» Exercise details
Can the data below be echoed back word for word?
Start
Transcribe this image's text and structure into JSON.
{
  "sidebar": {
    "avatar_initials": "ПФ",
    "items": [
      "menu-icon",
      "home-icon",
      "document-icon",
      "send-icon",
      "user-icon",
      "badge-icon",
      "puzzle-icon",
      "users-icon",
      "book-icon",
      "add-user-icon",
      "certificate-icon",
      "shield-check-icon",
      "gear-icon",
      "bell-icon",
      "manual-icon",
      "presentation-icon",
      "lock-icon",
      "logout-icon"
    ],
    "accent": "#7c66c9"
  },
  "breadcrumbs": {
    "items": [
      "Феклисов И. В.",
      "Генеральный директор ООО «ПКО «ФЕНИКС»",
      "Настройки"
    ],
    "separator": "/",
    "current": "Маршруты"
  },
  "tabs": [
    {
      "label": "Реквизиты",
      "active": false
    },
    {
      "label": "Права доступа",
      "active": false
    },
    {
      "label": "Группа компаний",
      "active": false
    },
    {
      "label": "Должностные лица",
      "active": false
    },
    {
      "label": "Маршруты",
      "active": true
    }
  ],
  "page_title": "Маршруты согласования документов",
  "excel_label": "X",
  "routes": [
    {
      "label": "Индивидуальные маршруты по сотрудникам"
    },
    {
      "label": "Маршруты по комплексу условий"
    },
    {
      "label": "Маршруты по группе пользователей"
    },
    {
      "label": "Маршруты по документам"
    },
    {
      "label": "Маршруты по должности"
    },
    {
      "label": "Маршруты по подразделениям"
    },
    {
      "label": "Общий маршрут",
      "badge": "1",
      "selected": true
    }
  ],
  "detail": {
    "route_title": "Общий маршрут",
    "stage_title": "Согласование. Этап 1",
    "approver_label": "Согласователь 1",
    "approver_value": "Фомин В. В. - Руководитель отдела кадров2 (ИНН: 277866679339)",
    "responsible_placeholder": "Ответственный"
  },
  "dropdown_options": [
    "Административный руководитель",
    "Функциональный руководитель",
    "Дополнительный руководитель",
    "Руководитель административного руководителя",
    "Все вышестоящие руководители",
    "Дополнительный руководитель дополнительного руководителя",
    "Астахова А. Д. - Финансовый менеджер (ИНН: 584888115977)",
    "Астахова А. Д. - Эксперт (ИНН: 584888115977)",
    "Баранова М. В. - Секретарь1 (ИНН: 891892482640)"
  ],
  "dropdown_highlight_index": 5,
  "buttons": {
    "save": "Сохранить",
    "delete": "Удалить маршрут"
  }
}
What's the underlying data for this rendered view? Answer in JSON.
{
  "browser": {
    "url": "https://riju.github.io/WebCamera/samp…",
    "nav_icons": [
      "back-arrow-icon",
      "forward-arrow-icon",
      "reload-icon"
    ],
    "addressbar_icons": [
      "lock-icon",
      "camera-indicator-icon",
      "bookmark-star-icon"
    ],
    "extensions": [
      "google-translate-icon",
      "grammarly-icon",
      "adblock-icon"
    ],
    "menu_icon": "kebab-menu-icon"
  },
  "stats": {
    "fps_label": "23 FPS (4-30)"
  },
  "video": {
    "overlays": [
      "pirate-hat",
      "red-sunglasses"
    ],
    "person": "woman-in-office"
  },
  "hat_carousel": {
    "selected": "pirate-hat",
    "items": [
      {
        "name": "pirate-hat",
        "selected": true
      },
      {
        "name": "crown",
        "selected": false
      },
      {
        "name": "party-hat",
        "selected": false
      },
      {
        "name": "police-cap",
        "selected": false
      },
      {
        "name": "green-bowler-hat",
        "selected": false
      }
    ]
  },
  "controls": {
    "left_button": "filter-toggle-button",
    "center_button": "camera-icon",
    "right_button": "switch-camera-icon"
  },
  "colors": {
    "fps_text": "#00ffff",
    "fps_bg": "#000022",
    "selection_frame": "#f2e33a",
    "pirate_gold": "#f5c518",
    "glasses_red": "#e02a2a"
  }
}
End
» Solution
Transcribe this image's text and structure into JSON.
{
  "sidebar": {
    "avatar_initials": "ПФ",
    "items": [
      "menu-icon",
      "home-icon",
      "document-icon",
      "send-icon",
      "user-icon",
      "badge-icon",
      "puzzle-icon",
      "users-icon",
      "book-icon",
      "add-user-icon",
      "certificate-icon",
      "shield-check-icon",
      "gear-icon",
      "bell-icon",
      "manual-icon",
      "presentation-icon",
      "lock-icon",
      "logout-icon"
    ],
    "accent": "#7c66c9"
  },
  "breadcrumbs": {
    "items": [
      "Феклисов И. В.",
      "Генеральный директор ООО «ПКО «ФЕНИКС»",
      "Настройки"
    ],
    "separator": "/",
    "current": "Маршруты"
  },
  "tabs": [
    {
      "label": "Реквизиты",
      "active": false
    },
    {
      "label": "Права доступа",
      "active": false
    },
    {
      "label": "Группа компаний",
      "active": false
    },
    {
      "label": "Должностные лица",
      "active": false
    },
    {
      "label": "Маршруты",
      "active": true
    }
  ],
  "page_title": "Маршруты согласования документов",
  "excel_label": "X",
  "routes": [
    {
      "label": "Индивидуальные маршруты по сотрудникам"
    },
    {
      "label": "Маршруты по комплексу условий"
    },
    {
      "label": "Маршруты по группе пользователей"
    },
    {
      "label": "Маршруты по документам"
    },
    {
      "label": "Маршруты по должности"
    },
    {
      "label": "Маршруты по подразделениям"
    },
    {
      "label": "Общий маршрут",
      "badge": "1",
      "selected": true
    }
  ],
  "detail": {
    "route_title": "Общий маршрут",
    "stage_title": "Согласование. Этап 1",
    "approver_label": "Согласователь 1",
    "approver_value": "Фомин В. В. - Руководитель отдела кадров2 (ИНН: 277866679339)",
    "responsible_placeholder": "Ответственный"
  },
  "dropdown_options": [
    "Административный руководитель",
    "Функциональный руководитель",
    "Дополнительный руководитель",
    "Руководитель административного руководителя",
    "Все вышестоящие руководители",
    "Дополнительный руководитель дополнительного руководителя",
    "Астахова А. Д. - Финансовый менеджер (ИНН: 584888115977)",
    "Астахова А. Д. - Эксперт (ИНН: 584888115977)",
    "Баранова М. В. - Секретарь1 (ИНН: 891892482640)"
  ],
  "dropdown_highlight_index": 5,
  "buttons": {
    "save": "Сохранить",
    "delete": "Удалить маршрут"
  }
}
What's the underlying data for this rendered view? Answer in JSON.
{
  "browser": {
    "url": "https://riju.github.io/WebCamera/samp…",
    "nav_icons": [
      "back-arrow-icon",
      "forward-arrow-icon",
      "reload-icon"
    ],
    "addressbar_icons": [
      "lock-icon",
      "camera-indicator-icon",
      "bookmark-star-icon"
    ],
    "extensions": [
      "google-translate-icon",
      "grammarly-icon",
      "adblock-icon"
    ],
    "menu_icon": "kebab-menu-icon"
  },
  "stats": {
    "fps_label": "23 FPS (4-30)"
  },
  "video": {
    "overlays": [
      "pirate-hat",
      "red-sunglasses"
    ],
    "person": "woman-in-office"
  },
  "hat_carousel": {
    "selected": "pirate-hat",
    "items": [
      {
        "name": "pirate-hat",
        "selected": true
      },
      {
        "name": "crown",
        "selected": false
      },
      {
        "name": "party-hat",
        "selected": false
      },
      {
        "name": "police-cap",
        "selected": false
      },
      {
        "name": "green-bowler-hat",
        "selected": false
      }
    ]
  },
  "controls": {
    "left_button": "filter-toggle-button",
    "center_button": "camera-icon",
    "right_button": "switch-camera-icon"
  },
  "colors": {
    "fps_text": "#00ffff",
    "fps_bg": "#000022",
    "selection_frame": "#f2e33a",
    "pirate_gold": "#f5c518",
    "glasses_red": "#e02a2a"
  }
}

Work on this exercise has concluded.